**PROBLEM:** Transcribe the entries that follow exactly as they appear, minus pictures.

Figure collection entries

— Start —

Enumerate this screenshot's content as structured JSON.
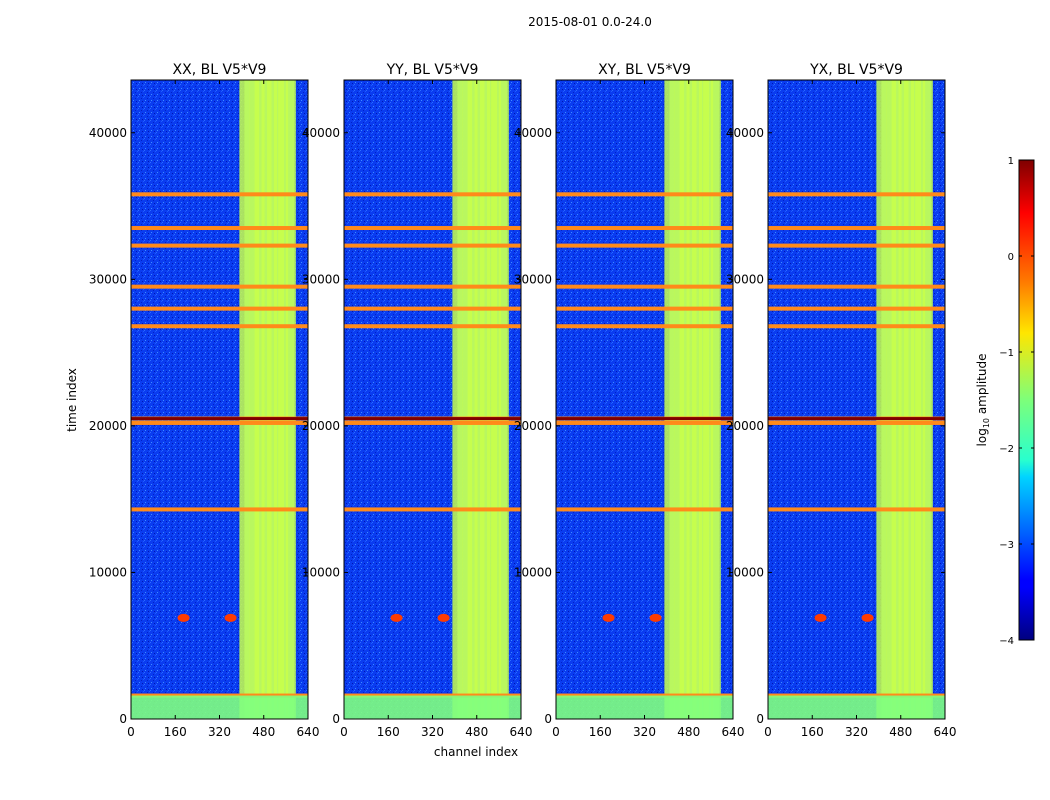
{
  "figure_title": "2015-08-01 0.0-24.0",
  "chart_data": {
    "type": "heatmap",
    "title": "2015-08-01 0.0-24.0",
    "xlabel": "channel index",
    "ylabel": "time index",
    "xlim": [
      0,
      640
    ],
    "ylim": [
      0,
      43600
    ],
    "xticks": [
      "0",
      "160",
      "320",
      "480",
      "640"
    ],
    "yticks": [
      "0",
      "10000",
      "20000",
      "30000",
      "40000"
    ],
    "panels": [
      {
        "title": "XX, BL V5*V9",
        "show_y_tick_labels": true
      },
      {
        "title": "YY, BL V5*V9",
        "show_y_tick_labels": true
      },
      {
        "title": "XY, BL V5*V9",
        "show_y_tick_labels": true
      },
      {
        "title": "YX, BL V5*V9",
        "show_y_tick_labels": true
      }
    ],
    "colorbar": {
      "label": "log10 amplitude",
      "label_prefix": "log",
      "label_sub": "10",
      "label_suffix": " amplitude",
      "range": [
        -4,
        1
      ],
      "ticks": [
        "1",
        "0",
        "−1",
        "−2",
        "−3",
        "−4"
      ],
      "colormap": "jet"
    },
    "bright_channel_band": [
      410,
      590
    ],
    "bright_columns": [
      410,
      445,
      465,
      490,
      510,
      535,
      550,
      578
    ],
    "bright_rows": [
      1600,
      14300,
      20200,
      20500,
      26800,
      28000,
      29500,
      32300,
      33500,
      35800
    ],
    "flagged_rows": [
      20400,
      20600
    ],
    "hot_spots": [
      {
        "channel": 190,
        "time": 6900
      },
      {
        "channel": 360,
        "time": 6900
      }
    ]
  },
  "colors": {
    "jet_low": "#00007f",
    "jet_mid": "#7fff7f",
    "jet_high": "#7f0000",
    "background": "#0a3cf0"
  }
}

— End —

**ANSWER TO THE EXERCISE:**
Enumerate this screenshot's content as structured JSON.
{
  "figure_title": "2015-08-01 0.0-24.0",
  "chart_data": {
    "type": "heatmap",
    "title": "2015-08-01 0.0-24.0",
    "xlabel": "channel index",
    "ylabel": "time index",
    "xlim": [
      0,
      640
    ],
    "ylim": [
      0,
      43600
    ],
    "xticks": [
      "0",
      "160",
      "320",
      "480",
      "640"
    ],
    "yticks": [
      "0",
      "10000",
      "20000",
      "30000",
      "40000"
    ],
    "panels": [
      {
        "title": "XX, BL V5*V9",
        "show_y_tick_labels": true
      },
      {
        "title": "YY, BL V5*V9",
        "show_y_tick_labels": true
      },
      {
        "title": "XY, BL V5*V9",
        "show_y_tick_labels": true
      },
      {
        "title": "YX, BL V5*V9",
        "show_y_tick_labels": true
      }
    ],
    "colorbar": {
      "label": "log10 amplitude",
      "label_prefix": "log",
      "label_sub": "10",
      "label_suffix": " amplitude",
      "range": [
        -4,
        1
      ],
      "ticks": [
        "1",
        "0",
        "−1",
        "−2",
        "−3",
        "−4"
      ],
      "colormap": "jet"
    },
    "bright_channel_band": [
      410,
      590
    ],
    "bright_columns": [
      410,
      445,
      465,
      490,
      510,
      535,
      550,
      578
    ],
    "bright_rows": [
      1600,
      14300,
      20200,
      20500,
      26800,
      28000,
      29500,
      32300,
      33500,
      35800
    ],
    "flagged_rows": [
      20400,
      20600
    ],
    "hot_spots": [
      {
        "channel": 190,
        "time": 6900
      },
      {
        "channel": 360,
        "time": 6900
      }
    ]
  },
  "colors": {
    "jet_low": "#00007f",
    "jet_mid": "#7fff7f",
    "jet_high": "#7f0000",
    "background": "#0a3cf0"
  }
}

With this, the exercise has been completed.